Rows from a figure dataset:
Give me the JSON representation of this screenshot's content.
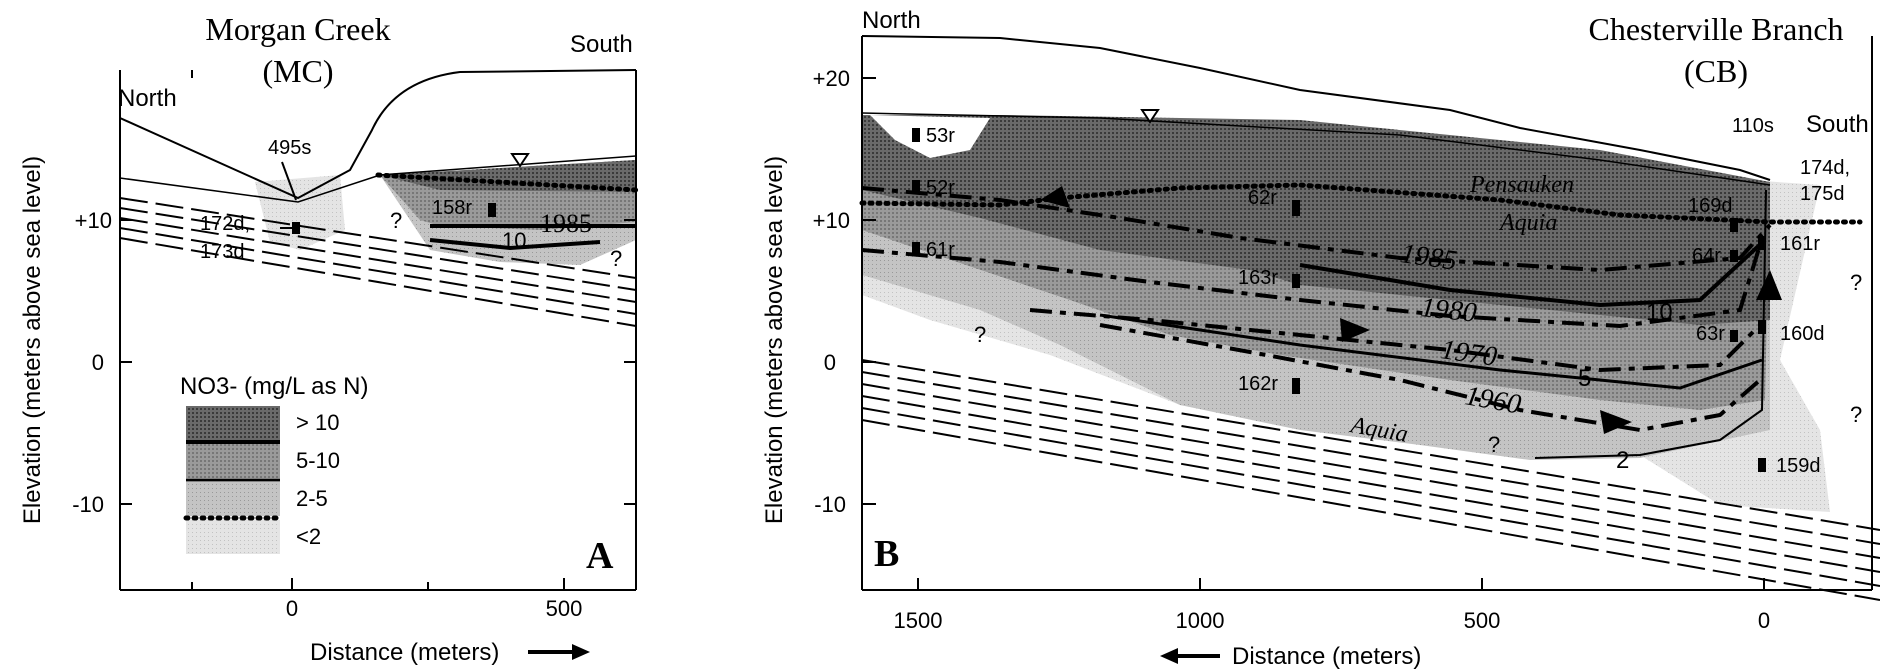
{
  "panel_a": {
    "title_line1": "Morgan Creek",
    "title_line2": "(MC)",
    "north": "North",
    "south": "South",
    "letter": "A",
    "wells": [
      "495s",
      "172d,",
      "173d",
      "158r"
    ],
    "isochron": "1985",
    "contour_10": "10",
    "question": "?",
    "ylabel": "Elevation (meters above sea level)",
    "xlabel": "Distance (meters)",
    "yticks": [
      "+10",
      "0",
      "-10"
    ],
    "xticks": [
      "0",
      "500"
    ]
  },
  "legend": {
    "title": "NO3- (mg/L as N)",
    "items": [
      {
        "label": "> 10",
        "pattern": "darkest"
      },
      {
        "label": "5-10",
        "pattern": "dark"
      },
      {
        "label": "2-5",
        "pattern": "medium"
      },
      {
        "label": "<2",
        "pattern": "light"
      }
    ]
  },
  "panel_b": {
    "title_line1": "Chesterville Branch",
    "title_line2": "(CB)",
    "north": "North",
    "south": "South",
    "letter": "B",
    "wells": [
      "53r",
      "52r",
      "62r",
      "61r",
      "163r",
      "162r",
      "110s",
      "174d,",
      "175d",
      "169d",
      "64r",
      "161r",
      "63r",
      "160d",
      "159d"
    ],
    "formations": {
      "pensauken": "Pensauken",
      "aquia_upper": "Aquia",
      "aquia_lower": "Aquia"
    },
    "isochrons": [
      "1985",
      "1980",
      "1970",
      "1960"
    ],
    "contours": [
      "10",
      "5",
      "2"
    ],
    "question": "?",
    "ylabel": "Elevation (meters above sea level)",
    "xlabel": "Distance (meters)",
    "yticks": [
      "+20",
      "+10",
      "0",
      "-10"
    ],
    "xticks": [
      "1500",
      "1000",
      "500",
      "0"
    ]
  },
  "colors": {
    "ink": "#000000",
    "darkest": "#5a5a5a",
    "dark": "#8c8c8c",
    "medium": "#b5b5b5",
    "light": "#dedede"
  }
}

- [TASK PROMPT]: Leave out the pictures and repeat everything else in the records exactly.

- [COMPLETED EXERCISE]:
Give me the JSON representation of this screenshot's content.
{
  "panel_a": {
    "title_line1": "Morgan Creek",
    "title_line2": "(MC)",
    "north": "North",
    "south": "South",
    "letter": "A",
    "wells": [
      "495s",
      "172d,",
      "173d",
      "158r"
    ],
    "isochron": "1985",
    "contour_10": "10",
    "question": "?",
    "ylabel": "Elevation (meters above sea level)",
    "xlabel": "Distance (meters)",
    "yticks": [
      "+10",
      "0",
      "-10"
    ],
    "xticks": [
      "0",
      "500"
    ]
  },
  "legend": {
    "title": "NO3- (mg/L as N)",
    "items": [
      {
        "label": "> 10",
        "pattern": "darkest"
      },
      {
        "label": "5-10",
        "pattern": "dark"
      },
      {
        "label": "2-5",
        "pattern": "medium"
      },
      {
        "label": "<2",
        "pattern": "light"
      }
    ]
  },
  "panel_b": {
    "title_line1": "Chesterville Branch",
    "title_line2": "(CB)",
    "north": "North",
    "south": "South",
    "letter": "B",
    "wells": [
      "53r",
      "52r",
      "62r",
      "61r",
      "163r",
      "162r",
      "110s",
      "174d,",
      "175d",
      "169d",
      "64r",
      "161r",
      "63r",
      "160d",
      "159d"
    ],
    "formations": {
      "pensauken": "Pensauken",
      "aquia_upper": "Aquia",
      "aquia_lower": "Aquia"
    },
    "isochrons": [
      "1985",
      "1980",
      "1970",
      "1960"
    ],
    "contours": [
      "10",
      "5",
      "2"
    ],
    "question": "?",
    "ylabel": "Elevation (meters above sea level)",
    "xlabel": "Distance (meters)",
    "yticks": [
      "+20",
      "+10",
      "0",
      "-10"
    ],
    "xticks": [
      "1500",
      "1000",
      "500",
      "0"
    ]
  },
  "colors": {
    "ink": "#000000",
    "darkest": "#5a5a5a",
    "dark": "#8c8c8c",
    "medium": "#b5b5b5",
    "light": "#dedede"
  }
}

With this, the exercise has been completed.